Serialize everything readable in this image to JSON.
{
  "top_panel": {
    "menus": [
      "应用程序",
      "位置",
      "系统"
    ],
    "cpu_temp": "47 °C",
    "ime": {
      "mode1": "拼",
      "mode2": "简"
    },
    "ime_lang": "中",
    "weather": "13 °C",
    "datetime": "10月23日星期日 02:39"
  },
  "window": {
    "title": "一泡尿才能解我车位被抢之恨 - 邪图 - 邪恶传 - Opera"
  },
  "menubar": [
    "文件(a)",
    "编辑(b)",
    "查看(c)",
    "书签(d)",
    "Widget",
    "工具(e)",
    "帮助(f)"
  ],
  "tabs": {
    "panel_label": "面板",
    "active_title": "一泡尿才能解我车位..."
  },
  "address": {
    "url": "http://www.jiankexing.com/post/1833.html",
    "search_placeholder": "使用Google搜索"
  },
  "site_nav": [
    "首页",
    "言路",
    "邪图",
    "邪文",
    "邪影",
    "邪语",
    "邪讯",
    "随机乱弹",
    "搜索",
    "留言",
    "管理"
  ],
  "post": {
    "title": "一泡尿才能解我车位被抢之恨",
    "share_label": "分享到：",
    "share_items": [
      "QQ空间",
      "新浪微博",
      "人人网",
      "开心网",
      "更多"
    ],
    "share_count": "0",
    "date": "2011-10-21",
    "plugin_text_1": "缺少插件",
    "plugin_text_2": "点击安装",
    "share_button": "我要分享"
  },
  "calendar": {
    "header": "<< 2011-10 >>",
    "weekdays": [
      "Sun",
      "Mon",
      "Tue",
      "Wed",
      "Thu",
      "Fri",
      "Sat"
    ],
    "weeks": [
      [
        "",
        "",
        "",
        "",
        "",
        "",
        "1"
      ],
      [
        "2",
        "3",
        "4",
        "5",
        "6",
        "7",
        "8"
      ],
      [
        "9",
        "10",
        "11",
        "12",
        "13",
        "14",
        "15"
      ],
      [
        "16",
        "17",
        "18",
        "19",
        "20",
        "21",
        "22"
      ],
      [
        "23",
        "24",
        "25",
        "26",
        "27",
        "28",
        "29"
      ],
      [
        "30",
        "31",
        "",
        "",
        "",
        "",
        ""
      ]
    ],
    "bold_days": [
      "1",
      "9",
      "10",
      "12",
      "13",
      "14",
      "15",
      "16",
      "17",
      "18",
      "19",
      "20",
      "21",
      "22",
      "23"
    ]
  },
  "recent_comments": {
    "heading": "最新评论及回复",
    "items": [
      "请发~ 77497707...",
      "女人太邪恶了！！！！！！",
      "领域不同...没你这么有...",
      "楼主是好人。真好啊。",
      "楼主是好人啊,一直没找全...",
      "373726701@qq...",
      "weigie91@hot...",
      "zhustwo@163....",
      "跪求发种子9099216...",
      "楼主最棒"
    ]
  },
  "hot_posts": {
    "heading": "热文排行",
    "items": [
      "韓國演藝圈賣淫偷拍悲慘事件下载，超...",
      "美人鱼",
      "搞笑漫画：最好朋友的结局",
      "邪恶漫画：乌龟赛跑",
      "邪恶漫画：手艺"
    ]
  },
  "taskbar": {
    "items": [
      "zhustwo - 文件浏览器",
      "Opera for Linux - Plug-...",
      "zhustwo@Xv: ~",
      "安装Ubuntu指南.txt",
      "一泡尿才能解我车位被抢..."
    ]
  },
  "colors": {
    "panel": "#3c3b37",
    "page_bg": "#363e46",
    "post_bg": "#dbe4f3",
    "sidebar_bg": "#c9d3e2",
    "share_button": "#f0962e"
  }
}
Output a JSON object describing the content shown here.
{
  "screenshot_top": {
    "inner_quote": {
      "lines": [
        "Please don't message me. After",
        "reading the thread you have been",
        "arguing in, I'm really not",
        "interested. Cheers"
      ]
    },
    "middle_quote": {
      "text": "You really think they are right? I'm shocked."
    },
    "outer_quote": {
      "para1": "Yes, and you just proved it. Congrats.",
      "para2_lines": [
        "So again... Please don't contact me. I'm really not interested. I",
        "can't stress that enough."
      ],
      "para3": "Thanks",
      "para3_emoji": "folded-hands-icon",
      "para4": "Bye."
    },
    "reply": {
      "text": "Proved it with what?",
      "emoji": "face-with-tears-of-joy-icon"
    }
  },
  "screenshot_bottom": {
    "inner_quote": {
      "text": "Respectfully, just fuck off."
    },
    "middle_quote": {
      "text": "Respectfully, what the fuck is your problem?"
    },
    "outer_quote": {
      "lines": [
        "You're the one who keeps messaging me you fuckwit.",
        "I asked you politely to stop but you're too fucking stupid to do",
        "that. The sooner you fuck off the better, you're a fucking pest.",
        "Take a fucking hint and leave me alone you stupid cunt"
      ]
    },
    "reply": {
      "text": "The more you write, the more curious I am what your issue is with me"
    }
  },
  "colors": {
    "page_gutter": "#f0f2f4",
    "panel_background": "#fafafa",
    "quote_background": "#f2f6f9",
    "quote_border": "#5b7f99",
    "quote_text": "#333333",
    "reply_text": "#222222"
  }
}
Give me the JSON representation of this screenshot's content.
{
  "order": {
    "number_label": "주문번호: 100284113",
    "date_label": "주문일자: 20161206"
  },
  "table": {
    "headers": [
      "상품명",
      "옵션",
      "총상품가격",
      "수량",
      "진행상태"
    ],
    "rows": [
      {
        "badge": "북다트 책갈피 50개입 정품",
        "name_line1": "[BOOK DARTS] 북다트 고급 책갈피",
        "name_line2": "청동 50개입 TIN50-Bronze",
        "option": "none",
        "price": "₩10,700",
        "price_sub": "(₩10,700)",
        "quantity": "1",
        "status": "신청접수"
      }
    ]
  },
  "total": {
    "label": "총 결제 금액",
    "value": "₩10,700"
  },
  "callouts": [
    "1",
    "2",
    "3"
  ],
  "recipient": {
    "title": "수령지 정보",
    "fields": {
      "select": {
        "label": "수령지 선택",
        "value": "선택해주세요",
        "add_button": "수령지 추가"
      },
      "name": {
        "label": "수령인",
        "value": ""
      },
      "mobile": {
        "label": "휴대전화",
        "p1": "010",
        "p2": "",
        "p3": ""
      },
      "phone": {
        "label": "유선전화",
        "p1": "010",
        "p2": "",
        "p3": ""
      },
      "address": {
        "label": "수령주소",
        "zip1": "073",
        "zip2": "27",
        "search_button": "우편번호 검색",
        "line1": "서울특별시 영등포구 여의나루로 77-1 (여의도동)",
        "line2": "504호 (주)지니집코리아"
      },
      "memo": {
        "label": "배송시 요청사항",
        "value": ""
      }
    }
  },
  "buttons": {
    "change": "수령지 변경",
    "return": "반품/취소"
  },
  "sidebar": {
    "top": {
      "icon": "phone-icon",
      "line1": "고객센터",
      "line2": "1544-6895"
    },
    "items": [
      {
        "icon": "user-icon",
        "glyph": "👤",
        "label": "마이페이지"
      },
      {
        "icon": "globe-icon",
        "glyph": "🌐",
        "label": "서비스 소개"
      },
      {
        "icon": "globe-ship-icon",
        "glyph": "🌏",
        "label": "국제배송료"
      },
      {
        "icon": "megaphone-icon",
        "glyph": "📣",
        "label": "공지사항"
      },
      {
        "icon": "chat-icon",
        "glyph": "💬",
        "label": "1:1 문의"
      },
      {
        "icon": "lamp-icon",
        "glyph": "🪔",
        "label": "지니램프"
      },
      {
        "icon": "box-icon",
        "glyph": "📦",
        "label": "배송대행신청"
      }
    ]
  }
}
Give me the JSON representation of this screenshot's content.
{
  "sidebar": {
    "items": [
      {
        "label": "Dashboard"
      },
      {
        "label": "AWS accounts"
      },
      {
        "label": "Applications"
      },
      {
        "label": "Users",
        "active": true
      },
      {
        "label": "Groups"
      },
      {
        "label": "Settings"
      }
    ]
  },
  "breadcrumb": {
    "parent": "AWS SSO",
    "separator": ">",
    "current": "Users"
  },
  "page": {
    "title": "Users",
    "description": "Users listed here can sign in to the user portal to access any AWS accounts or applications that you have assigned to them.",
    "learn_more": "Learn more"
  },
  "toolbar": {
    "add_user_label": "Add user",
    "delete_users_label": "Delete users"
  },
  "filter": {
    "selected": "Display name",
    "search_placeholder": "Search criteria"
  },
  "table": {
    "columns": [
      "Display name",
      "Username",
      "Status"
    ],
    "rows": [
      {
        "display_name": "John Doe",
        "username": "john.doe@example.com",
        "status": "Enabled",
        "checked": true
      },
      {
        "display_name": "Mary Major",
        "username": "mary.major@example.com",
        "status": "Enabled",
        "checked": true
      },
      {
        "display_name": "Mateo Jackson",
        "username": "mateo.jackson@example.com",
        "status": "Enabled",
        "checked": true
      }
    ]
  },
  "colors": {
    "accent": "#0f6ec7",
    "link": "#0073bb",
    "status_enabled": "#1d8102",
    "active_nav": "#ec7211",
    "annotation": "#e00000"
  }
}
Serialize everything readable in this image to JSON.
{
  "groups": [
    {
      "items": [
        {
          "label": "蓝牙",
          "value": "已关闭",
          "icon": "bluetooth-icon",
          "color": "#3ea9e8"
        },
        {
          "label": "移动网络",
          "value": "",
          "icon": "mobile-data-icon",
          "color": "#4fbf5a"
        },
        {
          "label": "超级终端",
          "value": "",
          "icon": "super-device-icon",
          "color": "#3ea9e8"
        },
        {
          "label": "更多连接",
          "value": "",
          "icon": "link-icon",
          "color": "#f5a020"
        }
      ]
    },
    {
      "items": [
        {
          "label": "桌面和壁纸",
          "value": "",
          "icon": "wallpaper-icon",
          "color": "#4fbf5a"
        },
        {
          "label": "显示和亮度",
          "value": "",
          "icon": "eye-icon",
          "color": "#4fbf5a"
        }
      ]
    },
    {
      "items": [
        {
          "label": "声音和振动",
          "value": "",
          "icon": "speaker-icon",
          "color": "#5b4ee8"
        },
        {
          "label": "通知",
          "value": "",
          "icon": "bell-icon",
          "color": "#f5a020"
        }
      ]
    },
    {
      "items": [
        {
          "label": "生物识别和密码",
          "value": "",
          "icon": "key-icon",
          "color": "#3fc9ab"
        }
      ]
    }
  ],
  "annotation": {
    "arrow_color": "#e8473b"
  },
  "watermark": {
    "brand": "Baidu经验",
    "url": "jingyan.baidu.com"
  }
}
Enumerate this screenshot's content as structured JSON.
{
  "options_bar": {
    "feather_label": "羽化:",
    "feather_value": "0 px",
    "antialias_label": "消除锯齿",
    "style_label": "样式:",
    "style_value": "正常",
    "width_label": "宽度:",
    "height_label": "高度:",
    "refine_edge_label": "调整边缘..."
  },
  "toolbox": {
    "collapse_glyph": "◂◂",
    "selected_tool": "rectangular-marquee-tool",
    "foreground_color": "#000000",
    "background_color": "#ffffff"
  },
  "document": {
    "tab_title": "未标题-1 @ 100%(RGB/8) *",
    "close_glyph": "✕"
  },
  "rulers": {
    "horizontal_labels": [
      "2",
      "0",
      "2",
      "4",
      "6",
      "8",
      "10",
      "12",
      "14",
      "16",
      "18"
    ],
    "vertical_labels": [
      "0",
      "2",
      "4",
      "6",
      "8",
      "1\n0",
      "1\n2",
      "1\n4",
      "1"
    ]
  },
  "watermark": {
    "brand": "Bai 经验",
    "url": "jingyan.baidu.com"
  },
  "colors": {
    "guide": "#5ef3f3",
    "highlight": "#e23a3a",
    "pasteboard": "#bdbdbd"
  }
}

+ + + +

* What is needed:
From the data above, pick out each line containing "just" and copy it.

* Solution below:
      "para1": "Yes, and you just proved it. Congrats.",
      "text": "Respectfully, just fuck off."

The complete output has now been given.